Stored data entries:
start
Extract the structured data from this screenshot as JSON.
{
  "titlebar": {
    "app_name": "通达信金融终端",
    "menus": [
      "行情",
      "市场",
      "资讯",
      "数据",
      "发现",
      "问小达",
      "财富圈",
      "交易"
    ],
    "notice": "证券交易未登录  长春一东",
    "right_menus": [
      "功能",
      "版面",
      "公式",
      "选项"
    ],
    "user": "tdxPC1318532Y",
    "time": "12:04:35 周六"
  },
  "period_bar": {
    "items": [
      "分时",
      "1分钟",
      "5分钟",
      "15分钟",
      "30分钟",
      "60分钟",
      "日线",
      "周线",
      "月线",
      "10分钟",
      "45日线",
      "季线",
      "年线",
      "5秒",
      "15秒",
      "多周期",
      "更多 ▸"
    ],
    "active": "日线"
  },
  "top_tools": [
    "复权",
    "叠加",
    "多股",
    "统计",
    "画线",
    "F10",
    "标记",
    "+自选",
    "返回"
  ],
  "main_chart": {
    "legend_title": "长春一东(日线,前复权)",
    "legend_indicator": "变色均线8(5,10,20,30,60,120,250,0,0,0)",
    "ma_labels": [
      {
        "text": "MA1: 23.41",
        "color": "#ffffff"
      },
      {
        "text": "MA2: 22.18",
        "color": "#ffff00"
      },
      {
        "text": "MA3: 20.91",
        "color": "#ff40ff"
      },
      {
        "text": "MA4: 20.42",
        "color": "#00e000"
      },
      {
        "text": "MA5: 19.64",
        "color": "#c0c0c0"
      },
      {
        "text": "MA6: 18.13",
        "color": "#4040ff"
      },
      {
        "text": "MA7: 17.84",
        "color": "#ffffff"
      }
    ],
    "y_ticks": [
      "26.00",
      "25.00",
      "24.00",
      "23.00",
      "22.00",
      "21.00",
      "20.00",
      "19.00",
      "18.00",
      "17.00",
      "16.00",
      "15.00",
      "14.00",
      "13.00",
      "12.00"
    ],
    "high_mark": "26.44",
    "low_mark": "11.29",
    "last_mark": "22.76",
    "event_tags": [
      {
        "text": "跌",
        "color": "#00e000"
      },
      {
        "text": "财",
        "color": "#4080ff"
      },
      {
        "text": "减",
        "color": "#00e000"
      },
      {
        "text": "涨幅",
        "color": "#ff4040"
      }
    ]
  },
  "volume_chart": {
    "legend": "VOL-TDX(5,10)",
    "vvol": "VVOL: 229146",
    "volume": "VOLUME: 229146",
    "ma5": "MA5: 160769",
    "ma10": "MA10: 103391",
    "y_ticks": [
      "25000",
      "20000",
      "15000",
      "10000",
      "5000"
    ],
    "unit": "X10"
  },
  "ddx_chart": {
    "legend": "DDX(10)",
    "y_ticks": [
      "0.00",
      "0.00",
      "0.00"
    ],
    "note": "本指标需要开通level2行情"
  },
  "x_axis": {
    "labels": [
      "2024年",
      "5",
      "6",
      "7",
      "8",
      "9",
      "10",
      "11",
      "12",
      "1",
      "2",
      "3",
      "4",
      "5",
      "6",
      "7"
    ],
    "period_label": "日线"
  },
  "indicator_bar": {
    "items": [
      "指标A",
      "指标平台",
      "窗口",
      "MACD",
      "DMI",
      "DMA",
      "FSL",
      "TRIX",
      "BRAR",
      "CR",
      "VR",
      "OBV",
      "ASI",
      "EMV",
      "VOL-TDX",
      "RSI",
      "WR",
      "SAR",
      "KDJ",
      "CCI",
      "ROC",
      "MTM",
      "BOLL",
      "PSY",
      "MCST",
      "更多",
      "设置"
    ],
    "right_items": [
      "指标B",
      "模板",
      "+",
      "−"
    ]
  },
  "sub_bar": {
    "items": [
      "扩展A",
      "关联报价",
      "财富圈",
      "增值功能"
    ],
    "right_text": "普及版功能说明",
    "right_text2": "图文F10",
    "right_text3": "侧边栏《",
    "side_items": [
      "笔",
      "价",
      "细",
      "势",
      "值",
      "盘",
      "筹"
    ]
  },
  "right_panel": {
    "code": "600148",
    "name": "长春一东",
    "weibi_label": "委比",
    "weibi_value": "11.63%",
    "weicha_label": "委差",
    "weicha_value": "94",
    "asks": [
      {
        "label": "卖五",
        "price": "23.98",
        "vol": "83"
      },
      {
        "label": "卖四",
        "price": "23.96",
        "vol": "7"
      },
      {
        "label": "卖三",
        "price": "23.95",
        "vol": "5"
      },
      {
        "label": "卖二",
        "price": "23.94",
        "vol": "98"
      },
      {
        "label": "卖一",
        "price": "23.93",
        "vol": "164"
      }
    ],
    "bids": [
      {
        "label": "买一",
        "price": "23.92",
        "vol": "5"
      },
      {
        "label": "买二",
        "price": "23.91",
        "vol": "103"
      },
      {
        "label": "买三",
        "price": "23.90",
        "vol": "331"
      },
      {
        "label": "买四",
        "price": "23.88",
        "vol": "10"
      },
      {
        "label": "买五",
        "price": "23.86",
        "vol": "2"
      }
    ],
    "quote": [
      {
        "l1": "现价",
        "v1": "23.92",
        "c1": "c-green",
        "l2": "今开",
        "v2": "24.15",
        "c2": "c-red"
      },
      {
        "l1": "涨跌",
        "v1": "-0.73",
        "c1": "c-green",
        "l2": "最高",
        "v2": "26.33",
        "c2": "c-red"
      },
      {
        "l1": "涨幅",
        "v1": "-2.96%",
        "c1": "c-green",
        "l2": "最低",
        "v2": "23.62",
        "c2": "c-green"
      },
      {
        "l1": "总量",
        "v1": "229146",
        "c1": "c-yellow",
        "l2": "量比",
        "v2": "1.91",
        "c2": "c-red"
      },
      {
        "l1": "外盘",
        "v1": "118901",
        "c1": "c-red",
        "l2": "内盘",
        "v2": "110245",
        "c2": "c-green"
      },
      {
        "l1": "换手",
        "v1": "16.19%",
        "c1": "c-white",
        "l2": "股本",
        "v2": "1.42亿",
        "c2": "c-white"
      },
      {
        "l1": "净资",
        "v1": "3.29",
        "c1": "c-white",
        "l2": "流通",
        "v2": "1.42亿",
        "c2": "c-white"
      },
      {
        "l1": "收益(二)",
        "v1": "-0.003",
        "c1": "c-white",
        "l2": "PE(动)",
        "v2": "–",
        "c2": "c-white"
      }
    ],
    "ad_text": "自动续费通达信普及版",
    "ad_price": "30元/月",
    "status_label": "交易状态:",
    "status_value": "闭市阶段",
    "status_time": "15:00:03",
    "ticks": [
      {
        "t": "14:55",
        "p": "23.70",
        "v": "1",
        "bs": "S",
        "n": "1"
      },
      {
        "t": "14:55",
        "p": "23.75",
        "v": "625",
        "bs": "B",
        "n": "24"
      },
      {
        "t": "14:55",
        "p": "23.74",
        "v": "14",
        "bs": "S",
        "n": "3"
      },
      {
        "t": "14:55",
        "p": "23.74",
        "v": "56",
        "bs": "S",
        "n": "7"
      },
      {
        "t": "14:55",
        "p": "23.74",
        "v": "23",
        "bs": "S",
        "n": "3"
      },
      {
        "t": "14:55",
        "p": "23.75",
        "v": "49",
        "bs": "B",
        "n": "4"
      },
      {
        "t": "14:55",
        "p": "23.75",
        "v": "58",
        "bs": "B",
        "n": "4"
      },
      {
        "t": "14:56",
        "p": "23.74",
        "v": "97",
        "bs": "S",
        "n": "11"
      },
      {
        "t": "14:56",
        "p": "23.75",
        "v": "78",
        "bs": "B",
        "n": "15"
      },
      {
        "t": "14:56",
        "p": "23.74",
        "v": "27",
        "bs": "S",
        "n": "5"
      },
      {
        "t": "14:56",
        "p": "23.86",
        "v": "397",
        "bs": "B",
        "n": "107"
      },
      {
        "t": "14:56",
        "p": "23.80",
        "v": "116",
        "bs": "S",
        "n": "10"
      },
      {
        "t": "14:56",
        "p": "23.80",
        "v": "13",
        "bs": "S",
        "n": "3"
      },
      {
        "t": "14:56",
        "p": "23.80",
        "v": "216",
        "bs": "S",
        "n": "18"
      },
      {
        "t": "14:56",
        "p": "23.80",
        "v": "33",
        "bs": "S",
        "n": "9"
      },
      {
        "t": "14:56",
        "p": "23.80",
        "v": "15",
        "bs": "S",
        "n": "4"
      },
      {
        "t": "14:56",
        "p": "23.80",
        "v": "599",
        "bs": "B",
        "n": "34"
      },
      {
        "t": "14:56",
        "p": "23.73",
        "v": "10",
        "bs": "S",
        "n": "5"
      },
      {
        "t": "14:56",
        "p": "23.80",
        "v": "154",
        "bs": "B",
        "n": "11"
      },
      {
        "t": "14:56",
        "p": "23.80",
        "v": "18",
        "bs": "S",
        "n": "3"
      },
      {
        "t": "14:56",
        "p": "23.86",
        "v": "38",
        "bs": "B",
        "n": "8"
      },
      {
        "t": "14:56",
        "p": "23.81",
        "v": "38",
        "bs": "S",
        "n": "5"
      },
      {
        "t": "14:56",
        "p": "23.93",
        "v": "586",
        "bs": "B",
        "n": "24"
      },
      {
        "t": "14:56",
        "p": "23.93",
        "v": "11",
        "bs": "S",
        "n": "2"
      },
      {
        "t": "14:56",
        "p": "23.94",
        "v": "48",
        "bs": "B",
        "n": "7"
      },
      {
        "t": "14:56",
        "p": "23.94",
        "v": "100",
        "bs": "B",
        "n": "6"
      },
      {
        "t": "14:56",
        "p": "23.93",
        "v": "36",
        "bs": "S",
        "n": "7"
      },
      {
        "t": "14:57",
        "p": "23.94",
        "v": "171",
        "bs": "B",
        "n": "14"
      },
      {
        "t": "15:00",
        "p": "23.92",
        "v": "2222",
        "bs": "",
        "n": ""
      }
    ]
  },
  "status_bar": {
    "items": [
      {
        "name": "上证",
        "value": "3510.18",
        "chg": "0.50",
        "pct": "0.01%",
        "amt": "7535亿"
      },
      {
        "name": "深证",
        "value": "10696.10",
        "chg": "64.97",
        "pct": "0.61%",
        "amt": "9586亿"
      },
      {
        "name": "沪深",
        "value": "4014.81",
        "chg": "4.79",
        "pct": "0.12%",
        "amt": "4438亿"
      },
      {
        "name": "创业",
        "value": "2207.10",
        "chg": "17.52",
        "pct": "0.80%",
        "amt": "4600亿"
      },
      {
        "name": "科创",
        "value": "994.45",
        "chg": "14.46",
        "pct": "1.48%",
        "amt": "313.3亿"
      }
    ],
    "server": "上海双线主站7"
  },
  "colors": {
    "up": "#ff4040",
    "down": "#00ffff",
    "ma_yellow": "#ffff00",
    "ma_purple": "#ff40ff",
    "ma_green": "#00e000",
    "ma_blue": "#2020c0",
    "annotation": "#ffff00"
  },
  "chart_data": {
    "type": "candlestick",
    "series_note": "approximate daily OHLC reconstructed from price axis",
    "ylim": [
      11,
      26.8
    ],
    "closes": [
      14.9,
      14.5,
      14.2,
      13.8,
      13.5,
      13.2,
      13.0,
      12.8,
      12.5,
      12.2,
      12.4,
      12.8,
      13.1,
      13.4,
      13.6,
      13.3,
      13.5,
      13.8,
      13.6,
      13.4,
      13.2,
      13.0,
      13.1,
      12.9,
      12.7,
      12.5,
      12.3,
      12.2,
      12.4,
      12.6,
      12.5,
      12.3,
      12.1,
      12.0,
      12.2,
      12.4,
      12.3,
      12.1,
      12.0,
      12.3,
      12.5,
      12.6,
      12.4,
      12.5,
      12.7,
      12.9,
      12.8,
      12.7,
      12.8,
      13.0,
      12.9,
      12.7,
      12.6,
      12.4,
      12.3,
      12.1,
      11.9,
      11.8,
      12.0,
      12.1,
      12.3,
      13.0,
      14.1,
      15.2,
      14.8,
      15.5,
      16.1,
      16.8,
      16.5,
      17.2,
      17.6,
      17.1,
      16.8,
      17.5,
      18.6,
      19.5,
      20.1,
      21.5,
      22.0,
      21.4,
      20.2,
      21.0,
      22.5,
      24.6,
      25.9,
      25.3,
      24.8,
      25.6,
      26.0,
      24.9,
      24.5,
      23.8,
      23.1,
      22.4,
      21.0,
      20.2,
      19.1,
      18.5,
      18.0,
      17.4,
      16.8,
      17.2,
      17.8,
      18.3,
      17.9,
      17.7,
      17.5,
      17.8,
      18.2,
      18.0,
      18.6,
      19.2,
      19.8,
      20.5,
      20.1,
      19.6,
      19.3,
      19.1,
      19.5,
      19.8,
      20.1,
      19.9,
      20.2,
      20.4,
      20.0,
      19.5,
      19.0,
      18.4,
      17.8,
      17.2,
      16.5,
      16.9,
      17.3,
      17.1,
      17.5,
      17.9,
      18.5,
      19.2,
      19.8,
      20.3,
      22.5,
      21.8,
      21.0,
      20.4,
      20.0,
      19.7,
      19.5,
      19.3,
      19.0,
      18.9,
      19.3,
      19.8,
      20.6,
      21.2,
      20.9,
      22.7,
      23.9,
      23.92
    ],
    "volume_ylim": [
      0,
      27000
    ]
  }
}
end
start
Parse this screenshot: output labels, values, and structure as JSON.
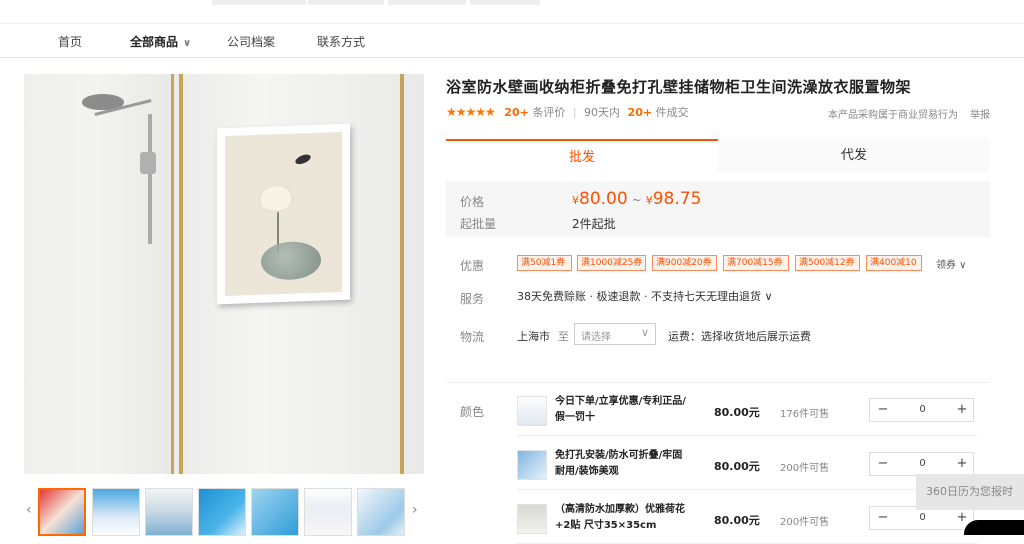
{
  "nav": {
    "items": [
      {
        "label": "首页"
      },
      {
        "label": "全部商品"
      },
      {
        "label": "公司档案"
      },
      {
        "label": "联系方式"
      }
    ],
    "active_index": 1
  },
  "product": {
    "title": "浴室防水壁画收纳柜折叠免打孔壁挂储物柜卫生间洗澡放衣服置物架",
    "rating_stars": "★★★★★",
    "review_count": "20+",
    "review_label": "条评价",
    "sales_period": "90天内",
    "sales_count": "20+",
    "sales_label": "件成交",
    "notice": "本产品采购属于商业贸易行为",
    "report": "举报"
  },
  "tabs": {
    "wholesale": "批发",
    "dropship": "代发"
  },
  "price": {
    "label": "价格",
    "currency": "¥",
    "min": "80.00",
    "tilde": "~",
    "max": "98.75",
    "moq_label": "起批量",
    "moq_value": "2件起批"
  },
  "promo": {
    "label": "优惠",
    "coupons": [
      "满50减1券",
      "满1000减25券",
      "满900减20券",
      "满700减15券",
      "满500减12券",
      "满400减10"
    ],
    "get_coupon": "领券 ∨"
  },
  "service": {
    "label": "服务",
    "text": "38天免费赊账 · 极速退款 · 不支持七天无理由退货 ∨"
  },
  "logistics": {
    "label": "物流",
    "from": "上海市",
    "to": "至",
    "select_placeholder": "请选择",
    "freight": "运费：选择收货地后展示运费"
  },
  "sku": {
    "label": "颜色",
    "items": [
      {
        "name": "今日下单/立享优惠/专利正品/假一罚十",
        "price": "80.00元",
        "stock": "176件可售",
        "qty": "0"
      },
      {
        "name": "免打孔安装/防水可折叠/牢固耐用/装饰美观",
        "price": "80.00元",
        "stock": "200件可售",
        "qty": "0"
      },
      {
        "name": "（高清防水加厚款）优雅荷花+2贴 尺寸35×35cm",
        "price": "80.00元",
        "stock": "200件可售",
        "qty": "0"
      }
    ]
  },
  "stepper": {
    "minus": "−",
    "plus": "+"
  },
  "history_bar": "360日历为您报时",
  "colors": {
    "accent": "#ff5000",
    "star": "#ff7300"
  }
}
end
start
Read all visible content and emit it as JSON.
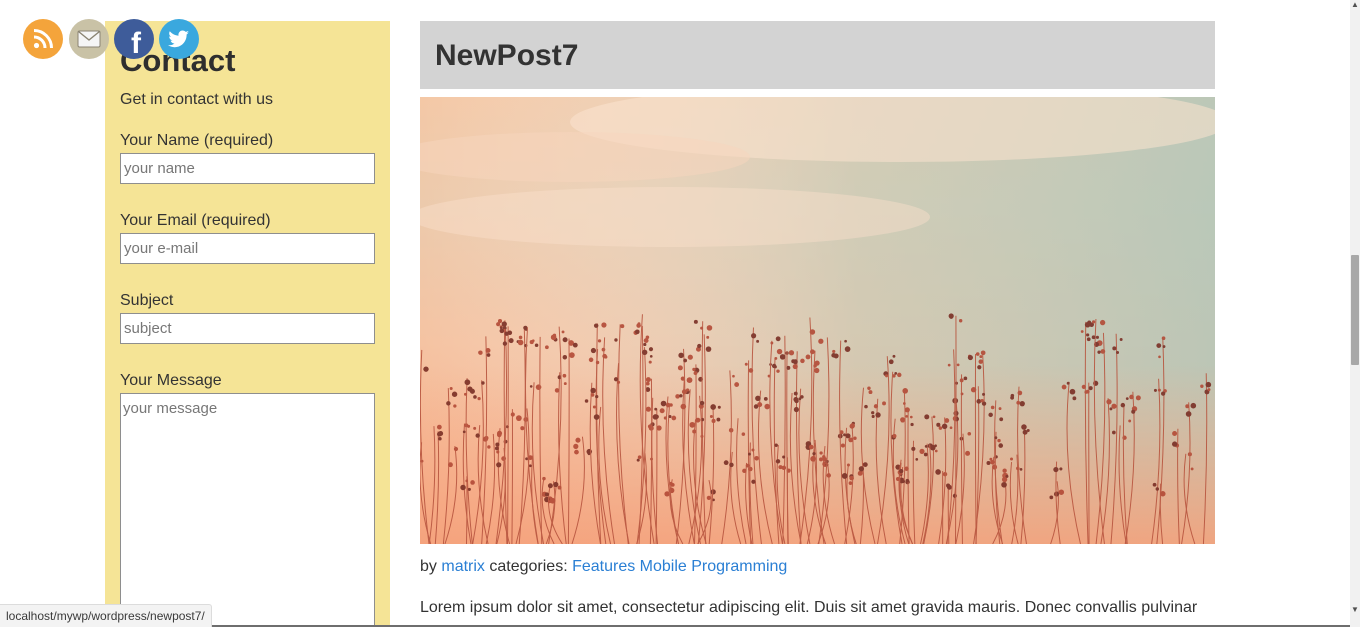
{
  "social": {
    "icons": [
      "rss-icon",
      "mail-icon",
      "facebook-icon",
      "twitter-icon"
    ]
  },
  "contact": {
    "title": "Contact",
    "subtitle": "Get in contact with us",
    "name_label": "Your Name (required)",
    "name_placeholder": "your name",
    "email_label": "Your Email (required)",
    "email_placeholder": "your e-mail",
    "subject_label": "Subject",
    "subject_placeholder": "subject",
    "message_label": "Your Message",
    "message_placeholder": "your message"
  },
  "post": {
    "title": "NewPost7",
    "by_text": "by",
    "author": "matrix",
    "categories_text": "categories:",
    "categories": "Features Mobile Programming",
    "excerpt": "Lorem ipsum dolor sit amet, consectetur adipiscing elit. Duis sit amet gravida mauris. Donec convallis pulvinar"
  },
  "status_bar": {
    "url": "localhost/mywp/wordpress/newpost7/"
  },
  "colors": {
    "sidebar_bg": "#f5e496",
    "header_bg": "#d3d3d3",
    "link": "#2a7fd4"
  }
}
end
● **Prompt**
Tally how many lines of the material contain the word "from". The answer must be the number and nothing else.

● **Reply**
3